## Aim
Scan the material and copy every line in which "Daily" appears.

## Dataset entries
......

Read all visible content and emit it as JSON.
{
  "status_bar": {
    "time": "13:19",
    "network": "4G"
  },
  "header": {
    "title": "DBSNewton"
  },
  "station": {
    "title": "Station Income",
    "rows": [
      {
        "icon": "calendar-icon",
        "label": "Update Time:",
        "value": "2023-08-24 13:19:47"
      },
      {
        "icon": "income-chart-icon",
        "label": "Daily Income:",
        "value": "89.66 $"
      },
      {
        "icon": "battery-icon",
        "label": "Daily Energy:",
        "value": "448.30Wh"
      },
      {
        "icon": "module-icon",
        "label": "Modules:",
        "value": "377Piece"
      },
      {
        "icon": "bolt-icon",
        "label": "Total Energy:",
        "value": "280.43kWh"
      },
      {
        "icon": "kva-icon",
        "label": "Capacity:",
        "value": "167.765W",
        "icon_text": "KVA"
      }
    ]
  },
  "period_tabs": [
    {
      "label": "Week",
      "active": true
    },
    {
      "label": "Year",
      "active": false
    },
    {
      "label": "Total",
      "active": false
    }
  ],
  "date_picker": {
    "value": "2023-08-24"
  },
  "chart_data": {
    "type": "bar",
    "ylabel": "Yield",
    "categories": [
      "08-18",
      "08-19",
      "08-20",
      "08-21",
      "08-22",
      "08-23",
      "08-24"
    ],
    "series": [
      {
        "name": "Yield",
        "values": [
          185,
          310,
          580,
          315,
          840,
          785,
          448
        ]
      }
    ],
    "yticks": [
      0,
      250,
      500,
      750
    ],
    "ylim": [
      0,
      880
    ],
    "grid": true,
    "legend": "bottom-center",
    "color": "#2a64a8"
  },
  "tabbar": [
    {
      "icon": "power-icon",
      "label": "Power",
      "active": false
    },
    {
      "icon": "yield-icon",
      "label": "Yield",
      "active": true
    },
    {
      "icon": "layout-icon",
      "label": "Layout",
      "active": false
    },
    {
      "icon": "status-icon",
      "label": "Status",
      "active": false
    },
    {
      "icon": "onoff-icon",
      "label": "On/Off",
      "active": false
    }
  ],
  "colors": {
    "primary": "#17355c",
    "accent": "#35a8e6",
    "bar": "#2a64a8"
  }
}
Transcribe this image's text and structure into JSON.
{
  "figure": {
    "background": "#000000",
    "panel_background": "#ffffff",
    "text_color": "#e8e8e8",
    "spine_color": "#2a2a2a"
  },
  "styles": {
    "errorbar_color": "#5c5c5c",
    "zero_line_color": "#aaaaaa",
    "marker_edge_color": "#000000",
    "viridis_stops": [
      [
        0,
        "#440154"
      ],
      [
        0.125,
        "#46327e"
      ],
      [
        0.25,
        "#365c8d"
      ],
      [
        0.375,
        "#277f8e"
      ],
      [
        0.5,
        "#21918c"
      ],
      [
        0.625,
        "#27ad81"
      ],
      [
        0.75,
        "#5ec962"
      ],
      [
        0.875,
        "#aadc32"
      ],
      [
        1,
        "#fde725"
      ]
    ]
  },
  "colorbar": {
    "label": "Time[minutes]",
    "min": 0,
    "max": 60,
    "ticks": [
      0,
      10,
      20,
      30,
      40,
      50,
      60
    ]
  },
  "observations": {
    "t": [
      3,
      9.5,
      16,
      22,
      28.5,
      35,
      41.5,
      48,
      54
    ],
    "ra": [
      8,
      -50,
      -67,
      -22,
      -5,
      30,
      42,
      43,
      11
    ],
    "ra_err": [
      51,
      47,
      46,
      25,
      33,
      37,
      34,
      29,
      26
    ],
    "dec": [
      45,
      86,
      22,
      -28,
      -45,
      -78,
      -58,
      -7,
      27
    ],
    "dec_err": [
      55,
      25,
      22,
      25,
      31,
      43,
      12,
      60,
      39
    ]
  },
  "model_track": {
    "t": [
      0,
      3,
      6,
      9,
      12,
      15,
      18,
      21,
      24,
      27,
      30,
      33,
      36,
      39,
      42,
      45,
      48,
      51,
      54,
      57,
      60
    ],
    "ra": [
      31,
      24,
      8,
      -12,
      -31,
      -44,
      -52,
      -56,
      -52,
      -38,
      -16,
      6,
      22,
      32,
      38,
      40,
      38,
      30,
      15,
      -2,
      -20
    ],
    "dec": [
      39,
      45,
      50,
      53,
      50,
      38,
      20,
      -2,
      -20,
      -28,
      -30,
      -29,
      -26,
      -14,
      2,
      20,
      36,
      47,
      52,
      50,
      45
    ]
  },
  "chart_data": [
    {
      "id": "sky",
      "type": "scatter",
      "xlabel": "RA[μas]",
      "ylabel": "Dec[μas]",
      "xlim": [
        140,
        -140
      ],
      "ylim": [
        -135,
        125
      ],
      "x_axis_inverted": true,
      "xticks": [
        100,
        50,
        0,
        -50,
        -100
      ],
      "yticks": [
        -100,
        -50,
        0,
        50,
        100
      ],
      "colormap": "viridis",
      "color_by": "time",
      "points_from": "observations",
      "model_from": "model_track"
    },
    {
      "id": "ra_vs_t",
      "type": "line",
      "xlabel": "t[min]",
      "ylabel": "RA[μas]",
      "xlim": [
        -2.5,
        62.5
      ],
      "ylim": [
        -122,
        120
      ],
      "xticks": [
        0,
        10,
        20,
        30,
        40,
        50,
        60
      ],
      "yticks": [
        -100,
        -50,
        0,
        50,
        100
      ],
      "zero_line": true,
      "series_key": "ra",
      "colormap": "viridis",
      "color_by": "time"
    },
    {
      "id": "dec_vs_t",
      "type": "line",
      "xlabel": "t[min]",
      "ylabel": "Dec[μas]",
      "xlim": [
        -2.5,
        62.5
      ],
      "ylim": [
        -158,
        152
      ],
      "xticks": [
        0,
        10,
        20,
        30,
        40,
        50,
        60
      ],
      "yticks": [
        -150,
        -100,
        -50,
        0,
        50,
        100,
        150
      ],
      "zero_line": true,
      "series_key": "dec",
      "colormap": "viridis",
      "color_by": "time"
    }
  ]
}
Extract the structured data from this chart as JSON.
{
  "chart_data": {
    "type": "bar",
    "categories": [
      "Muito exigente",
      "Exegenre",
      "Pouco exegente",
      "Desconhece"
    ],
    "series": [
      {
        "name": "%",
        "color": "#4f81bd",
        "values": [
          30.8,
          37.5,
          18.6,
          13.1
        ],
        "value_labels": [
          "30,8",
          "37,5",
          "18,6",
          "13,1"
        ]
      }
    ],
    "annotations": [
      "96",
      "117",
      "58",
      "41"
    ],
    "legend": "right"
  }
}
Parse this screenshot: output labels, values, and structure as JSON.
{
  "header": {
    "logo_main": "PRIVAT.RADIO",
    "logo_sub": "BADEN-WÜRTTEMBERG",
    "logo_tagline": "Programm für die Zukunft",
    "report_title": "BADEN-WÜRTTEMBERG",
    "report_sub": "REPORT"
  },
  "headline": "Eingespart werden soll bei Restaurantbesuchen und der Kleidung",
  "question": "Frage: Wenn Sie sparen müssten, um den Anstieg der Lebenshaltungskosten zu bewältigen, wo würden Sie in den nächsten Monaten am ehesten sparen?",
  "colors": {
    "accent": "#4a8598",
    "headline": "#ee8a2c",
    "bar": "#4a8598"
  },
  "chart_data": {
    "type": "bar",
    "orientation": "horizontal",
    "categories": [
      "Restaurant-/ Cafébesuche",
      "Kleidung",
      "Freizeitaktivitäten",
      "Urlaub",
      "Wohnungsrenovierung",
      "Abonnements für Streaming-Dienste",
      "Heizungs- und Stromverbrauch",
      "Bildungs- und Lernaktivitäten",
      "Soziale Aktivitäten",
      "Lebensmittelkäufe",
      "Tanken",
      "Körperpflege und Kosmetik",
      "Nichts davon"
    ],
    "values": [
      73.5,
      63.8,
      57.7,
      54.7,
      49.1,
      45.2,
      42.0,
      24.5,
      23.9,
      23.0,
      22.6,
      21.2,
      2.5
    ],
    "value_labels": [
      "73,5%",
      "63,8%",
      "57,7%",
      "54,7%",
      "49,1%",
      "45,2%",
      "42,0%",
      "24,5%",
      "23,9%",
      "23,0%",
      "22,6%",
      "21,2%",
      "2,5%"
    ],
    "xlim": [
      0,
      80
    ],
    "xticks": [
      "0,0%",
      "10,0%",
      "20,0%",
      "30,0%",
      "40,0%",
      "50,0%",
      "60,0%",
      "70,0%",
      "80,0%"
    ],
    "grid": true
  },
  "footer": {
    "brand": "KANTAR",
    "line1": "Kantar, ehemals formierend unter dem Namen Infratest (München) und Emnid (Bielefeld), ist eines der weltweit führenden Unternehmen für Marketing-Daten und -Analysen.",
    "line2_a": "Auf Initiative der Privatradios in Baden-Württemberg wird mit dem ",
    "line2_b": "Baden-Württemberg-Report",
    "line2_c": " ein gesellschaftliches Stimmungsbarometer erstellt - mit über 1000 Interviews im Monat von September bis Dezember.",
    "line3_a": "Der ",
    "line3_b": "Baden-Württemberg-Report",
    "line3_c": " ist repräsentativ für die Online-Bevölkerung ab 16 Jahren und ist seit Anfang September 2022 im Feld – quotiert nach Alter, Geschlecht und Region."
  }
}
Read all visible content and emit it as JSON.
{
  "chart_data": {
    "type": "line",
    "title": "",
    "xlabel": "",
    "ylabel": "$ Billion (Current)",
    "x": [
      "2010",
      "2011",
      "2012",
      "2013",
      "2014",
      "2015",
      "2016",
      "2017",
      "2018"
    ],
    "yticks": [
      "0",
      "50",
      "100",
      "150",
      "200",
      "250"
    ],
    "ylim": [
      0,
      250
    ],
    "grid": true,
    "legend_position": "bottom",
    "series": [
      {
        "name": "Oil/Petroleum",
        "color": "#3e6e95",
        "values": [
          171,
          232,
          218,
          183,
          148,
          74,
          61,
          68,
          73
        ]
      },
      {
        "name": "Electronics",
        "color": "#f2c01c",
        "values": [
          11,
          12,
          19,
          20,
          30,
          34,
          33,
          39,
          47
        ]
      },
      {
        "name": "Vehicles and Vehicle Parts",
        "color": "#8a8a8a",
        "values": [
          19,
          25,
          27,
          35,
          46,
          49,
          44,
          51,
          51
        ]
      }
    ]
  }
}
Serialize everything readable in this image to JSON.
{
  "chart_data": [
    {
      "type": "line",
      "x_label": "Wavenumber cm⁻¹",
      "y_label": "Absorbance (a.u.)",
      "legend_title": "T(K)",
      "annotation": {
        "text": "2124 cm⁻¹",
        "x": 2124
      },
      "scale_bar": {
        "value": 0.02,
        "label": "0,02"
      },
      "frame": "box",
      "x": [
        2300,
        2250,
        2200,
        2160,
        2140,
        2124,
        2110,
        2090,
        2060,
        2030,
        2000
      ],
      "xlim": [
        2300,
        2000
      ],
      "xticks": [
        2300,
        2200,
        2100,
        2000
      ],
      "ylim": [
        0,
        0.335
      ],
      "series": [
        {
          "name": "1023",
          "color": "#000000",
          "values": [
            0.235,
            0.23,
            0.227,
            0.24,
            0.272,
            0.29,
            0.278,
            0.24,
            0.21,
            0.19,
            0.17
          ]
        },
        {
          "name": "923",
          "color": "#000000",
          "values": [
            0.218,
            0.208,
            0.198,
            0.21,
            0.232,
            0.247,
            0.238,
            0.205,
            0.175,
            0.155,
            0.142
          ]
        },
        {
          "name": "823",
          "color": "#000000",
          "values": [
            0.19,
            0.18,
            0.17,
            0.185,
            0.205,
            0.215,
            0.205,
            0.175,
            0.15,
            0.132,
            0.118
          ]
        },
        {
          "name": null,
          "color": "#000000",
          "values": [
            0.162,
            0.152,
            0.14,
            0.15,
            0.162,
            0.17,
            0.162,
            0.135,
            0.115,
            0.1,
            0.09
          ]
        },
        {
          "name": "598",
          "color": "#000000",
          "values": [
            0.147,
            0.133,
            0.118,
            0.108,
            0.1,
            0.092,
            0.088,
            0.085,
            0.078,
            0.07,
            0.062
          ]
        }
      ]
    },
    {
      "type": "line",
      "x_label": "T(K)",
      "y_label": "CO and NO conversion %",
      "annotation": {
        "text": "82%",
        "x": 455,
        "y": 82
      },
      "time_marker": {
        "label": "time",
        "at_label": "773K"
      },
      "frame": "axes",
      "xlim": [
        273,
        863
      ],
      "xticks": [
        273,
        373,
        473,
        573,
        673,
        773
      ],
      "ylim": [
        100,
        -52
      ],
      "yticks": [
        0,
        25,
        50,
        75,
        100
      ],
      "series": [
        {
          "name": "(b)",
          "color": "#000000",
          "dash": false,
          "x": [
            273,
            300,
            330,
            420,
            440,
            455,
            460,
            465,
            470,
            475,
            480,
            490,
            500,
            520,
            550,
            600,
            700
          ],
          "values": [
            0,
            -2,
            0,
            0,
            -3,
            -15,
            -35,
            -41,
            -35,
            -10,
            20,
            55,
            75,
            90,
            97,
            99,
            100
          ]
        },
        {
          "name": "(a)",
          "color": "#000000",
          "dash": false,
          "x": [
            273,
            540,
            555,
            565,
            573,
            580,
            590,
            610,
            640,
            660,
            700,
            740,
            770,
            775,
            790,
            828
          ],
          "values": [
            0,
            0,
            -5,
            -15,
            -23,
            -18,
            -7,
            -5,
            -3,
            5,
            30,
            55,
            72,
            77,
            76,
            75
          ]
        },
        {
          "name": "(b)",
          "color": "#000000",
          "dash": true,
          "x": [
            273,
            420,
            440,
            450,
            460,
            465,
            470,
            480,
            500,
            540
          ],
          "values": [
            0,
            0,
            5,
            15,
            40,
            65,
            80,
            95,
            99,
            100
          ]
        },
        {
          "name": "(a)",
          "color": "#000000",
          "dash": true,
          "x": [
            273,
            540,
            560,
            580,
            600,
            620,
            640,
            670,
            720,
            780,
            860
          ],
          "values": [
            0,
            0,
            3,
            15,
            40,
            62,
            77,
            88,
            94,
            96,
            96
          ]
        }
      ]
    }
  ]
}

......

## Completed task
        "label": "Daily Income:",
        "label": "Daily Energy:",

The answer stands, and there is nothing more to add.